# START OF SUPPLIED MATERIAL

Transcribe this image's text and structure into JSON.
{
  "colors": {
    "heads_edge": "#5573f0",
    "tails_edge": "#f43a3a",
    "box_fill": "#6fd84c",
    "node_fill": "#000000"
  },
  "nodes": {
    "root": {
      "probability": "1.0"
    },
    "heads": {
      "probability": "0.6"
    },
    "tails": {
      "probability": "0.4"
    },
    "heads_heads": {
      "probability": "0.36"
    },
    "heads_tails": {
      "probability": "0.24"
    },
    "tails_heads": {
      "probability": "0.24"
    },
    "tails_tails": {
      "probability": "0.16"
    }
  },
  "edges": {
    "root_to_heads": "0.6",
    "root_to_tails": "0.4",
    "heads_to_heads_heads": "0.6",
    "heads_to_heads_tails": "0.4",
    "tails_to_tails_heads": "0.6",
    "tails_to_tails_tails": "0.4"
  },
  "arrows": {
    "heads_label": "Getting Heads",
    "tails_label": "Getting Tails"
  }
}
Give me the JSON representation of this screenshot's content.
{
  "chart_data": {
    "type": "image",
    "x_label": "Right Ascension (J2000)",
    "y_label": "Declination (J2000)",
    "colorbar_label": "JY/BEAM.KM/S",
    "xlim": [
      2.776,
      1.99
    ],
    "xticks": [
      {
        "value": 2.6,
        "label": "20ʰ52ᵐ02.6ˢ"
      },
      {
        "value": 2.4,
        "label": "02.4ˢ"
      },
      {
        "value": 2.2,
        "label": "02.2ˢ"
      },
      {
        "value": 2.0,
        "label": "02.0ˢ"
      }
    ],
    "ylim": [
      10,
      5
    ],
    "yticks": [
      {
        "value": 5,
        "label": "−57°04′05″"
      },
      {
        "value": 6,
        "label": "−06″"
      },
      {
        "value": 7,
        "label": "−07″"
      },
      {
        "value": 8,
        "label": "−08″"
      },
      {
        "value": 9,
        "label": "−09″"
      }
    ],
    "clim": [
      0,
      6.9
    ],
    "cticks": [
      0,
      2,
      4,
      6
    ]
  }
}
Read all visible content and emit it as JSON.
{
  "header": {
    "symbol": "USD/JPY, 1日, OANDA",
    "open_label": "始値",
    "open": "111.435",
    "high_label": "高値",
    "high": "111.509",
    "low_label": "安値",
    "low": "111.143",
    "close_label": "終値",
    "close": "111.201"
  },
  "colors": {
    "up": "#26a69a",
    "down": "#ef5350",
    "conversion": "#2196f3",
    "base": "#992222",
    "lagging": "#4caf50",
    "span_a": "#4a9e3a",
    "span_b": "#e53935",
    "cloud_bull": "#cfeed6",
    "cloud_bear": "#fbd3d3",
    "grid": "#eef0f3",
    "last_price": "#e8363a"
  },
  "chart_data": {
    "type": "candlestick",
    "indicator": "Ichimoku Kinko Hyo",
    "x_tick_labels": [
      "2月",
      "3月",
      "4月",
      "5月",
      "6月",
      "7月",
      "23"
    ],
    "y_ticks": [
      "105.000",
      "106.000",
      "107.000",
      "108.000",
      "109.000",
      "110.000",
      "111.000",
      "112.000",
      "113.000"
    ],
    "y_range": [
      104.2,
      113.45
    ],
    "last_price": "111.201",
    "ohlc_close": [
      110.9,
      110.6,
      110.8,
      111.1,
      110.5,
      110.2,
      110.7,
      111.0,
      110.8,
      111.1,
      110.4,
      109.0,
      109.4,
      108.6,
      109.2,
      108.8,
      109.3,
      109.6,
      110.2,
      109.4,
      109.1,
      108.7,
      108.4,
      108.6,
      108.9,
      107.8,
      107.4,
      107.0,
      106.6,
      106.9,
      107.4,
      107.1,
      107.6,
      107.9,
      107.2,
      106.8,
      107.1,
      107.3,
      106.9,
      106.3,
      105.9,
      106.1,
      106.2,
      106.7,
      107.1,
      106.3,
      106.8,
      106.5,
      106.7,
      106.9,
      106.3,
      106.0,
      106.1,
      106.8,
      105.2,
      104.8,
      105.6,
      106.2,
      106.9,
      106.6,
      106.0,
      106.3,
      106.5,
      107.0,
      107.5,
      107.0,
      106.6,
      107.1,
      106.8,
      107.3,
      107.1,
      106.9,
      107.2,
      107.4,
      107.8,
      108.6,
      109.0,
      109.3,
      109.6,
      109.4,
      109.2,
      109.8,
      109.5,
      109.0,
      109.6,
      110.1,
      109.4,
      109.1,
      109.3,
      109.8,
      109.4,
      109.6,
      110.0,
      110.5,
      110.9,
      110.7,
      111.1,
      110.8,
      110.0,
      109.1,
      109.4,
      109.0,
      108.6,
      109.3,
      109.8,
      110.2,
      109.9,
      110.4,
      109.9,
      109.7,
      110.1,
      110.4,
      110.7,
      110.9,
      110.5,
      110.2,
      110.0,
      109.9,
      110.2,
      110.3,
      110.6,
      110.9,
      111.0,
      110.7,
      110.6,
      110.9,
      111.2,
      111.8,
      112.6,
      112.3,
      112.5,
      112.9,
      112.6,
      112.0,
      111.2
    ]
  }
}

# END OF SUPPLIED MATERIAL

- **REQUEST**
Give all of the entries again, word for word.

- **RESULT BELOW**
Transcribe this image's text and structure into JSON.
{
  "colors": {
    "heads_edge": "#5573f0",
    "tails_edge": "#f43a3a",
    "box_fill": "#6fd84c",
    "node_fill": "#000000"
  },
  "nodes": {
    "root": {
      "probability": "1.0"
    },
    "heads": {
      "probability": "0.6"
    },
    "tails": {
      "probability": "0.4"
    },
    "heads_heads": {
      "probability": "0.36"
    },
    "heads_tails": {
      "probability": "0.24"
    },
    "tails_heads": {
      "probability": "0.24"
    },
    "tails_tails": {
      "probability": "0.16"
    }
  },
  "edges": {
    "root_to_heads": "0.6",
    "root_to_tails": "0.4",
    "heads_to_heads_heads": "0.6",
    "heads_to_heads_tails": "0.4",
    "tails_to_tails_heads": "0.6",
    "tails_to_tails_tails": "0.4"
  },
  "arrows": {
    "heads_label": "Getting Heads",
    "tails_label": "Getting Tails"
  }
}
Give me the JSON representation of this screenshot's content.
{
  "chart_data": {
    "type": "image",
    "x_label": "Right Ascension (J2000)",
    "y_label": "Declination (J2000)",
    "colorbar_label": "JY/BEAM.KM/S",
    "xlim": [
      2.776,
      1.99
    ],
    "xticks": [
      {
        "value": 2.6,
        "label": "20ʰ52ᵐ02.6ˢ"
      },
      {
        "value": 2.4,
        "label": "02.4ˢ"
      },
      {
        "value": 2.2,
        "label": "02.2ˢ"
      },
      {
        "value": 2.0,
        "label": "02.0ˢ"
      }
    ],
    "ylim": [
      10,
      5
    ],
    "yticks": [
      {
        "value": 5,
        "label": "−57°04′05″"
      },
      {
        "value": 6,
        "label": "−06″"
      },
      {
        "value": 7,
        "label": "−07″"
      },
      {
        "value": 8,
        "label": "−08″"
      },
      {
        "value": 9,
        "label": "−09″"
      }
    ],
    "clim": [
      0,
      6.9
    ],
    "cticks": [
      0,
      2,
      4,
      6
    ]
  }
}
Read all visible content and emit it as JSON.
{
  "header": {
    "symbol": "USD/JPY, 1日, OANDA",
    "open_label": "始値",
    "open": "111.435",
    "high_label": "高値",
    "high": "111.509",
    "low_label": "安値",
    "low": "111.143",
    "close_label": "終値",
    "close": "111.201"
  },
  "colors": {
    "up": "#26a69a",
    "down": "#ef5350",
    "conversion": "#2196f3",
    "base": "#992222",
    "lagging": "#4caf50",
    "span_a": "#4a9e3a",
    "span_b": "#e53935",
    "cloud_bull": "#cfeed6",
    "cloud_bear": "#fbd3d3",
    "grid": "#eef0f3",
    "last_price": "#e8363a"
  },
  "chart_data": {
    "type": "candlestick",
    "indicator": "Ichimoku Kinko Hyo",
    "x_tick_labels": [
      "2月",
      "3月",
      "4月",
      "5月",
      "6月",
      "7月",
      "23"
    ],
    "y_ticks": [
      "105.000",
      "106.000",
      "107.000",
      "108.000",
      "109.000",
      "110.000",
      "111.000",
      "112.000",
      "113.000"
    ],
    "y_range": [
      104.2,
      113.45
    ],
    "last_price": "111.201",
    "ohlc_close": [
      110.9,
      110.6,
      110.8,
      111.1,
      110.5,
      110.2,
      110.7,
      111.0,
      110.8,
      111.1,
      110.4,
      109.0,
      109.4,
      108.6,
      109.2,
      108.8,
      109.3,
      109.6,
      110.2,
      109.4,
      109.1,
      108.7,
      108.4,
      108.6,
      108.9,
      107.8,
      107.4,
      107.0,
      106.6,
      106.9,
      107.4,
      107.1,
      107.6,
      107.9,
      107.2,
      106.8,
      107.1,
      107.3,
      106.9,
      106.3,
      105.9,
      106.1,
      106.2,
      106.7,
      107.1,
      106.3,
      106.8,
      106.5,
      106.7,
      106.9,
      106.3,
      106.0,
      106.1,
      106.8,
      105.2,
      104.8,
      105.6,
      106.2,
      106.9,
      106.6,
      106.0,
      106.3,
      106.5,
      107.0,
      107.5,
      107.0,
      106.6,
      107.1,
      106.8,
      107.3,
      107.1,
      106.9,
      107.2,
      107.4,
      107.8,
      108.6,
      109.0,
      109.3,
      109.6,
      109.4,
      109.2,
      109.8,
      109.5,
      109.0,
      109.6,
      110.1,
      109.4,
      109.1,
      109.3,
      109.8,
      109.4,
      109.6,
      110.0,
      110.5,
      110.9,
      110.7,
      111.1,
      110.8,
      110.0,
      109.1,
      109.4,
      109.0,
      108.6,
      109.3,
      109.8,
      110.2,
      109.9,
      110.4,
      109.9,
      109.7,
      110.1,
      110.4,
      110.7,
      110.9,
      110.5,
      110.2,
      110.0,
      109.9,
      110.2,
      110.3,
      110.6,
      110.9,
      111.0,
      110.7,
      110.6,
      110.9,
      111.2,
      111.8,
      112.6,
      112.3,
      112.5,
      112.9,
      112.6,
      112.0,
      111.2
    ]
  }
}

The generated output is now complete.